-- START Data for this task --
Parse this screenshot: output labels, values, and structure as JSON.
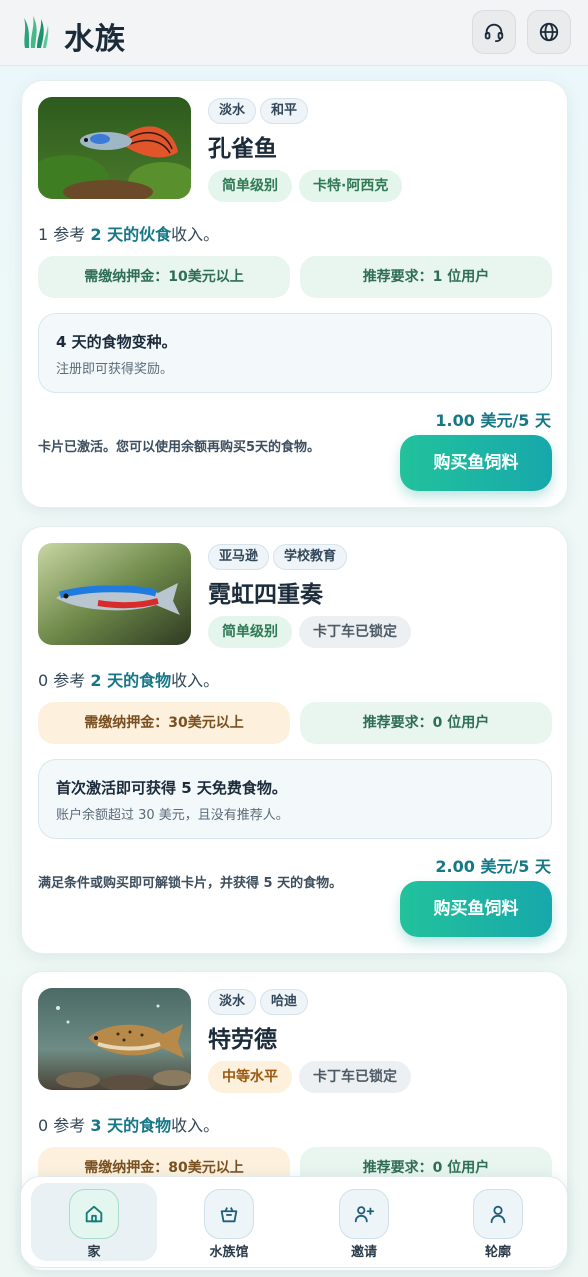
{
  "app": {
    "name": "水族"
  },
  "header": {
    "support_icon": "headset-icon",
    "language_icon": "globe-icon"
  },
  "cards": [
    {
      "tags": [
        "淡水",
        "和平"
      ],
      "title": "孔雀鱼",
      "level": "简单级别",
      "second_pill": "卡特·阿西克",
      "income": {
        "prefix": "1 参考 ",
        "highlight": "2 天的伙食",
        "suffix": "收入。"
      },
      "deposit": "需缴纳押金：10美元以上",
      "referral": "推荐要求：1 位用户",
      "info_title": "4 天的食物变种。",
      "info_sub": "注册即可获得奖励。",
      "price": "1.00 美元/5 天",
      "status": "卡片已激活。您可以使用余额再购买5天的食物。",
      "button": "购买鱼饲料"
    },
    {
      "tags": [
        "亚马逊",
        "学校教育"
      ],
      "title": "霓虹四重奏",
      "level": "简单级别",
      "second_pill": "卡丁车已锁定",
      "income": {
        "prefix": "0 参考 ",
        "highlight": "2 天的食物",
        "suffix": "收入。"
      },
      "deposit": "需缴纳押金：30美元以上",
      "referral": "推荐要求：0 位用户",
      "info_title": "首次激活即可获得 5 天免费食物。",
      "info_sub": "账户余额超过 30 美元，且没有推荐人。",
      "price": "2.00 美元/5 天",
      "status": "满足条件或购买即可解锁卡片，并获得 5 天的食物。",
      "button": "购买鱼饲料"
    },
    {
      "tags": [
        "淡水",
        "哈迪"
      ],
      "title": "特劳德",
      "level": "中等水平",
      "second_pill": "卡丁车已锁定",
      "income": {
        "prefix": "0 参考 ",
        "highlight": "3 天的食物",
        "suffix": "收入。"
      },
      "deposit": "需缴纳押金：80美元以上",
      "referral": "推荐要求：0 位用户"
    }
  ],
  "nav": [
    {
      "label": "家",
      "icon": "home-icon",
      "active": true
    },
    {
      "label": "水族馆",
      "icon": "basket-icon",
      "active": false
    },
    {
      "label": "邀请",
      "icon": "add-user-icon",
      "active": false
    },
    {
      "label": "轮廓",
      "icon": "user-icon",
      "active": false
    }
  ],
  "colors": {
    "accent": "#167786",
    "button_start": "#22c29c",
    "button_end": "#17a8ab"
  }
}
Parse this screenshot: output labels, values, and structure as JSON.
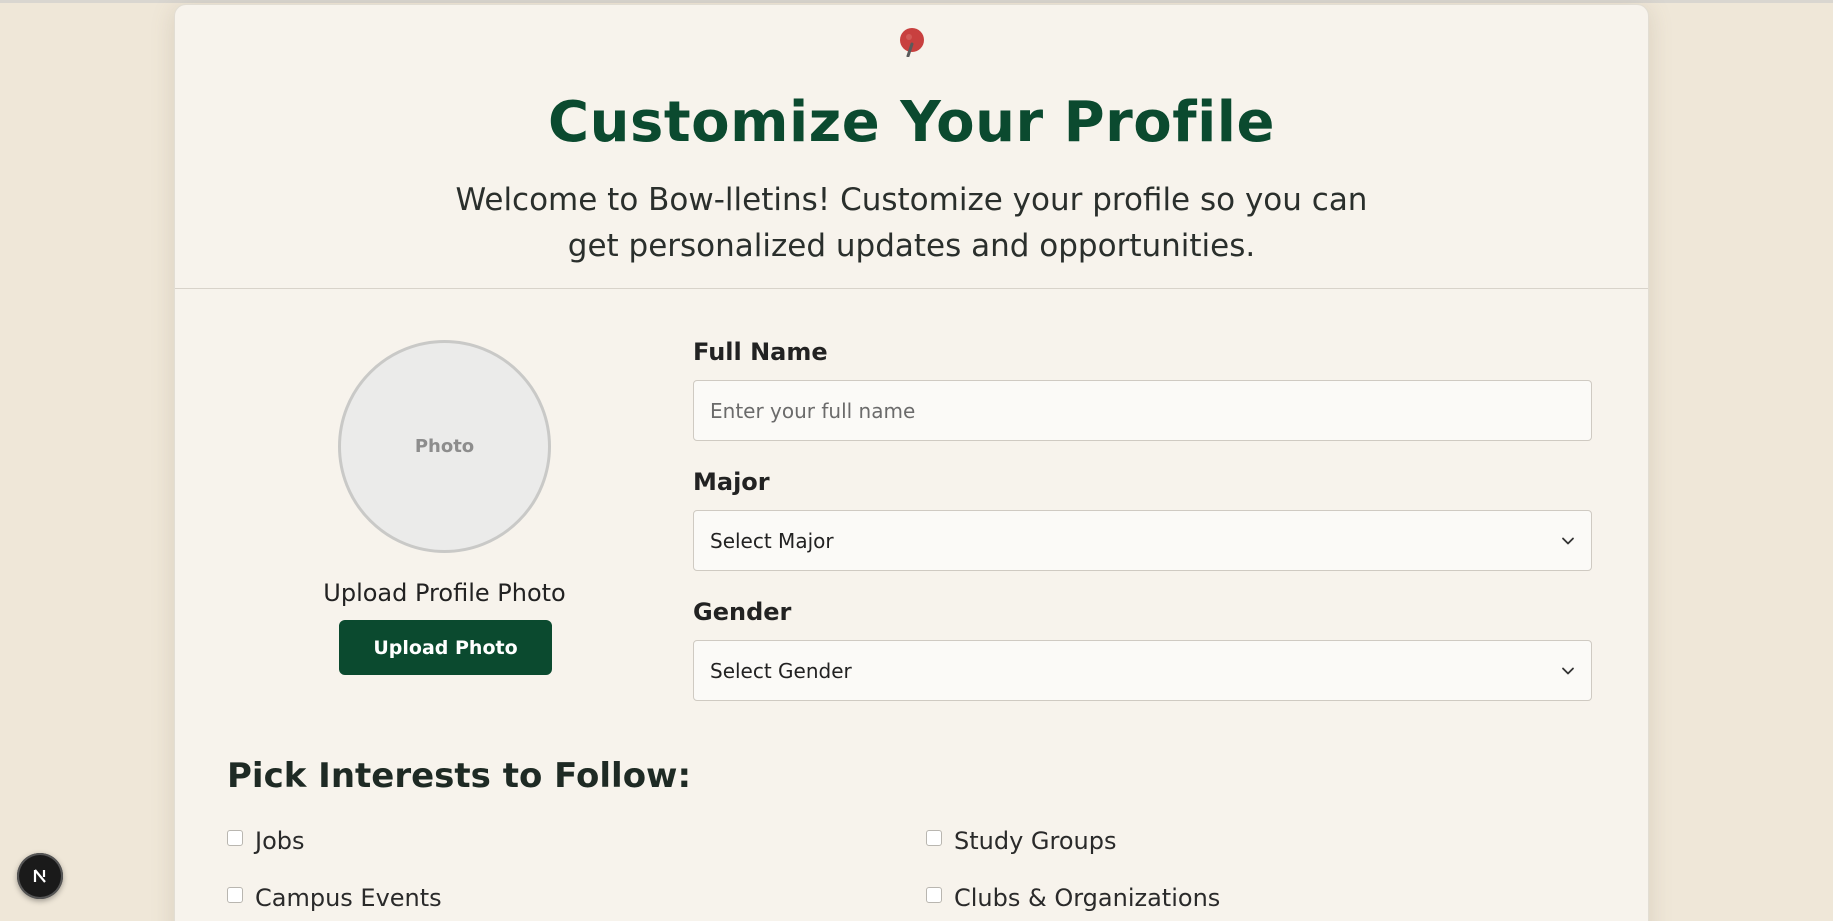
{
  "header": {
    "title": "Customize Your Profile",
    "subtitle": "Welcome to Bow-lletins! Customize your profile so you can get personalized updates and opportunities."
  },
  "photo": {
    "placeholder": "Photo",
    "upload_label": "Upload Profile Photo",
    "upload_button": "Upload Photo"
  },
  "form": {
    "full_name": {
      "label": "Full Name",
      "placeholder": "Enter your full name",
      "value": ""
    },
    "major": {
      "label": "Major",
      "selected": "Select Major"
    },
    "gender": {
      "label": "Gender",
      "selected": "Select Gender"
    }
  },
  "interests": {
    "title": "Pick Interests to Follow:",
    "items": [
      {
        "label": "Jobs",
        "checked": false
      },
      {
        "label": "Study Groups",
        "checked": false
      },
      {
        "label": "Campus Events",
        "checked": false
      },
      {
        "label": "Clubs & Organizations",
        "checked": false
      }
    ]
  },
  "icons": {
    "pin": "pushpin-icon",
    "chevron": "chevron-down-icon",
    "dev_badge": "nextjs-logo-icon"
  },
  "colors": {
    "brand_green": "#0b4a2f",
    "pin_red": "#c8403f",
    "page_bg": "#efe7d8",
    "card_bg": "#f7f3ec"
  }
}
-- END Data for this task --
→ Exercise requirements:
Give only the number of lines that include the word "Select".

→ Task solution:
2